— Your instructions —
Reproduce all of the data below without alteration; exclude every picture.
═══ Dataset ═══
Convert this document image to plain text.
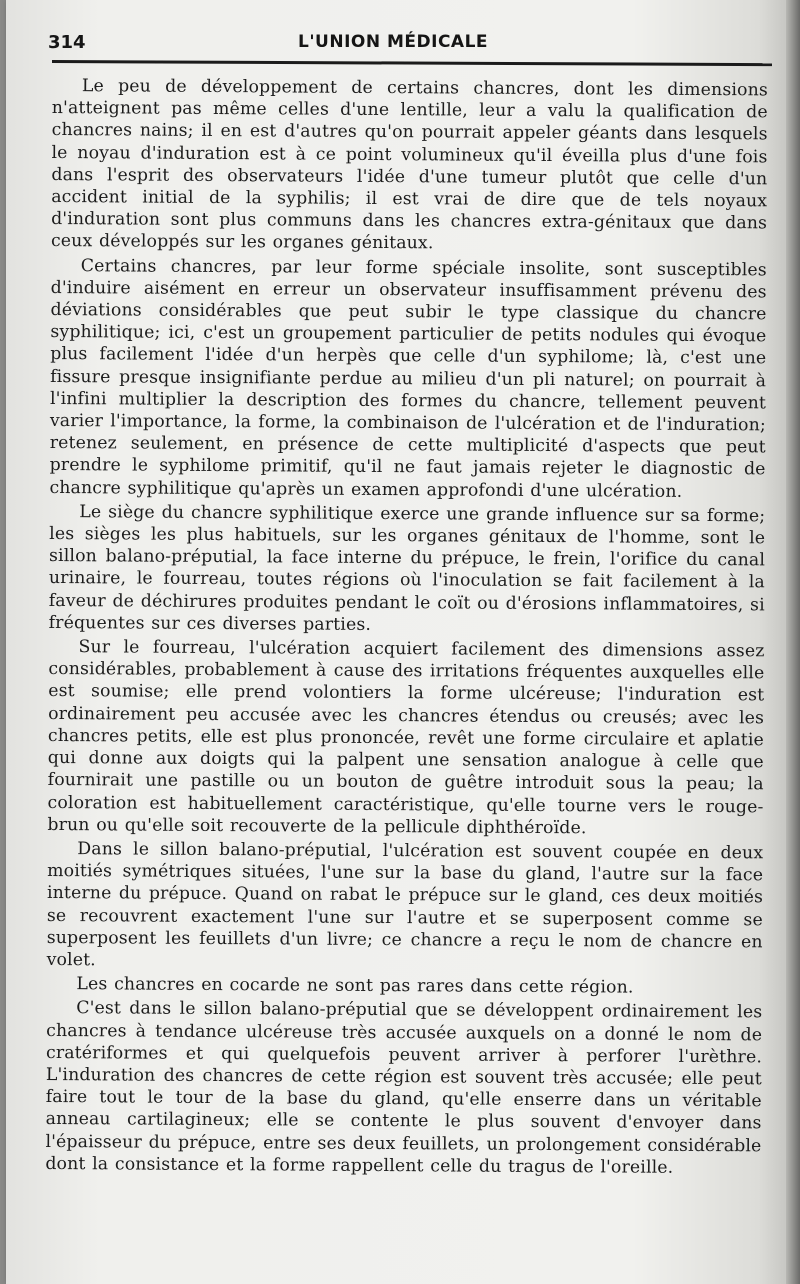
314	L'UNION MÉDICALE

Le peu de développement de certains chancres, dont les dimensions n'atteignent pas même celles d'une lentille, leur a valu la qualification de chancres nains; il en est d'autres qu'on pourrait appeler géants dans lesquels le noyau d'induration est à ce point volumineux qu'il éveilla plus d'une fois dans l'esprit des observateurs l'idée d'une tumeur plutôt que celle d'un accident initial de la syphilis; il est vrai de dire que de tels noyaux d'induration sont plus communs dans les chancres extra-génitaux que dans ceux développés sur les organes génitaux.

Certains chancres, par leur forme spéciale insolite, sont susceptibles d'induire aisément en erreur un observateur insuffisamment prévenu des déviations considérables que peut subir le type classique du chancre syphilitique; ici, c'est un groupement particulier de petits nodules qui évoque plus facilement l'idée d'un herpès que celle d'un syphilome; là, c'est une fissure presque insignifiante perdue au milieu d'un pli naturel; on pourrait à l'infini multiplier la description des formes du chancre, tellement peuvent varier l'importance, la forme, la combinaison de l'ulcération et de l'induration; retenez seulement, en présence de cette multiplicité d'aspects que peut prendre le syphilome primitif, qu'il ne faut jamais rejeter le diagnostic de chancre syphilitique qu'après un examen approfondi d'une ulcération.

Le siège du chancre syphilitique exerce une grande influence sur sa forme; les sièges les plus habituels, sur les organes génitaux de l'homme, sont le sillon balano-préputial, la face interne du prépuce, le frein, l'orifice du canal urinaire, le fourreau, toutes régions où l'inoculation se fait facilement à la faveur de déchirures produites pendant le coït ou d'érosions inflammatoires, si fréquentes sur ces diverses parties.

Sur le fourreau, l'ulcération acquiert facilement des dimensions assez considérables, probablement à cause des irritations fréquentes auxquelles elle est soumise; elle prend volontiers la forme ulcéreuse; l'induration est ordinairement peu accusée avec les chancres étendus ou creusés; avec les chancres petits, elle est plus prononcée, revêt une forme circulaire et aplatie qui donne aux doigts qui la palpent une sensation analogue à celle que fournirait une pastille ou un bouton de guêtre introduit sous la peau; la coloration est habituellement caractéristique, qu'elle tourne vers le rouge-brun ou qu'elle soit recouverte de la pellicule diphthéroïde.

Dans le sillon balano-préputial, l'ulcération est souvent coupée en deux moitiés symétriques situées, l'une sur la base du gland, l'autre sur la face interne du prépuce. Quand on rabat le prépuce sur le gland, ces deux moitiés se recouvrent exactement l'une sur l'autre et se superposent comme se superposent les feuillets d'un livre; ce chancre a reçu le nom de chancre en volet.

Les chancres en cocarde ne sont pas rares dans cette région.

C'est dans le sillon balano-préputial que se développent ordinairement les chancres à tendance ulcéreuse très accusée auxquels on a donné le nom de cratériformes et qui quelquefois peuvent arriver à perforer l'urèthre. L'induration des chancres de cette région est souvent très accusée; elle peut faire tout le tour de la base du gland, qu'elle enserre dans un véritable anneau cartilagineux; elle se contente le plus souvent d'envoyer dans l'épaisseur du prépuce, entre ses deux feuillets, un prolongement considérable dont la consistance et la forme rappellent celle du tragus de l'oreille.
═══
— Task answer —
Convert this document image to plain text.
314	L'UNION MÉDICALE

Le peu de développement de certains chancres, dont les dimensions n'atteignent pas même celles d'une lentille, leur a valu la qualification de chancres nains; il en est d'autres qu'on pourrait appeler géants dans lesquels le noyau d'induration est à ce point volumineux qu'il éveilla plus d'une fois dans l'esprit des observateurs l'idée d'une tumeur plutôt que celle d'un accident initial de la syphilis; il est vrai de dire que de tels noyaux d'induration sont plus communs dans les chancres extra-génitaux que dans ceux développés sur les organes génitaux.

Certains chancres, par leur forme spéciale insolite, sont susceptibles d'induire aisément en erreur un observateur insuffisamment prévenu des déviations considérables que peut subir le type classique du chancre syphilitique; ici, c'est un groupement particulier de petits nodules qui évoque plus facilement l'idée d'un herpès que celle d'un syphilome; là, c'est une fissure presque insignifiante perdue au milieu d'un pli naturel; on pourrait à l'infini multiplier la description des formes du chancre, tellement peuvent varier l'importance, la forme, la combinaison de l'ulcération et de l'induration; retenez seulement, en présence de cette multiplicité d'aspects que peut prendre le syphilome primitif, qu'il ne faut jamais rejeter le diagnostic de chancre syphilitique qu'après un examen approfondi d'une ulcération.

Le siège du chancre syphilitique exerce une grande influence sur sa forme; les sièges les plus habituels, sur les organes génitaux de l'homme, sont le sillon balano-préputial, la face interne du prépuce, le frein, l'orifice du canal urinaire, le fourreau, toutes régions où l'inoculation se fait facilement à la faveur de déchirures produites pendant le coït ou d'érosions inflammatoires, si fréquentes sur ces diverses parties.

Sur le fourreau, l'ulcération acquiert facilement des dimensions assez considérables, probablement à cause des irritations fréquentes auxquelles elle est soumise; elle prend volontiers la forme ulcéreuse; l'induration est ordinairement peu accusée avec les chancres étendus ou creusés; avec les chancres petits, elle est plus prononcée, revêt une forme circulaire et aplatie qui donne aux doigts qui la palpent une sensation analogue à celle que fournirait une pastille ou un bouton de guêtre introduit sous la peau; la coloration est habituellement caractéristique, qu'elle tourne vers le rouge-brun ou qu'elle soit recouverte de la pellicule diphthéroïde.

Dans le sillon balano-préputial, l'ulcération est souvent coupée en deux moitiés symétriques situées, l'une sur la base du gland, l'autre sur la face interne du prépuce. Quand on rabat le prépuce sur le gland, ces deux moitiés se recouvrent exactement l'une sur l'autre et se superposent comme se superposent les feuillets d'un livre; ce chancre a reçu le nom de chancre en volet.

Les chancres en cocarde ne sont pas rares dans cette région.

C'est dans le sillon balano-préputial que se développent ordinairement les chancres à tendance ulcéreuse très accusée auxquels on a donné le nom de cratériformes et qui quelquefois peuvent arriver à perforer l'urèthre. L'induration des chancres de cette région est souvent très accusée; elle peut faire tout le tour de la base du gland, qu'elle enserre dans un véritable anneau cartilagineux; elle se contente le plus souvent d'envoyer dans l'épaisseur du prépuce, entre ses deux feuillets, un prolongement considérable dont la consistance et la forme rappellent celle du tragus de l'oreille.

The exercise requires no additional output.